Extracted data entries:

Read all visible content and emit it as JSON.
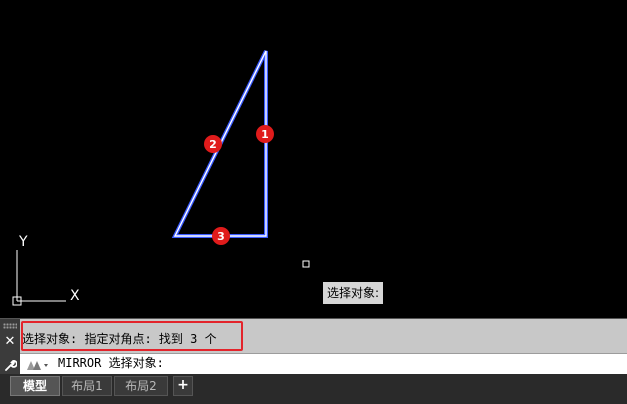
{
  "drawing": {
    "background_color": "#000000",
    "triangle_color": "#3b5bff",
    "triangle_outline_color": "#ffffff",
    "markers": [
      {
        "label": "1"
      },
      {
        "label": "2"
      },
      {
        "label": "3"
      }
    ],
    "marker_color": "#e01b1b",
    "ucs": {
      "x_label": "X",
      "y_label": "Y"
    }
  },
  "tooltip": {
    "text": "选择对象:"
  },
  "command_line": {
    "history": "选择对象: 指定对角点: 找到 3 个",
    "input_text": "MIRROR 选择对象:",
    "highlight_color": "#e3242b"
  },
  "layout_tabs": {
    "tabs": [
      {
        "label": "模型",
        "active": true
      },
      {
        "label": "布局1",
        "active": false
      },
      {
        "label": "布局2",
        "active": false
      }
    ],
    "add_label": "+"
  }
}
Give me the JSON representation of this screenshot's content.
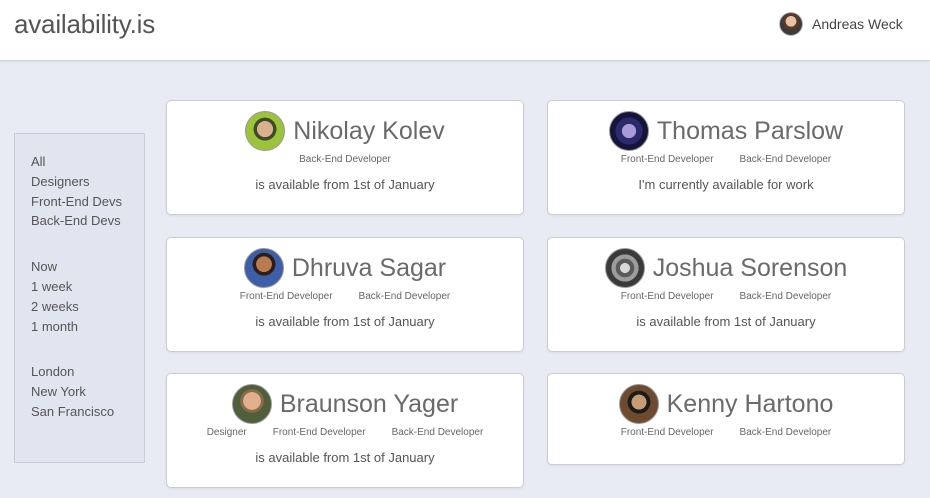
{
  "header": {
    "brand": "availability.is",
    "user_name": "Andreas Weck"
  },
  "sidebar": {
    "roles": [
      "All",
      "Designers",
      "Front-End Devs",
      "Back-End Devs"
    ],
    "timeframes": [
      "Now",
      "1 week",
      "2 weeks",
      "1 month"
    ],
    "locations": [
      "London",
      "New York",
      "San Francisco"
    ]
  },
  "people": [
    {
      "name": "Nikolay Kolev",
      "avatar_icon": "avatar-nikolay-icon",
      "roles": [
        "Back-End Developer"
      ],
      "status": "is available from 1st of January"
    },
    {
      "name": "Thomas Parslow",
      "avatar_icon": "avatar-thomas-icon",
      "roles": [
        "Front-End Developer",
        "Back-End Developer"
      ],
      "status": "I'm currently available for work"
    },
    {
      "name": "Dhruva Sagar",
      "avatar_icon": "avatar-dhruva-icon",
      "roles": [
        "Front-End Developer",
        "Back-End Developer"
      ],
      "status": "is available from 1st of January"
    },
    {
      "name": "Joshua Sorenson",
      "avatar_icon": "avatar-joshua-icon",
      "roles": [
        "Front-End Developer",
        "Back-End Developer"
      ],
      "status": "is available from 1st of January"
    },
    {
      "name": "Braunson Yager",
      "avatar_icon": "avatar-braunson-icon",
      "roles": [
        "Designer",
        "Front-End Developer",
        "Back-End Developer"
      ],
      "status": "is available from 1st of January"
    },
    {
      "name": "Kenny Hartono",
      "avatar_icon": "avatar-kenny-icon",
      "roles": [
        "Front-End Developer",
        "Back-End Developer"
      ],
      "status": ""
    }
  ]
}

• _EXERCISE OBJECTIVE_: Gather each line in these records that contains the string "选择对象".

• _REPLY_:
    "text": "选择对象:"
    "history": "选择对象: 指定对角点: 找到 3 个",
    "input_text": "MIRROR 选择对象:",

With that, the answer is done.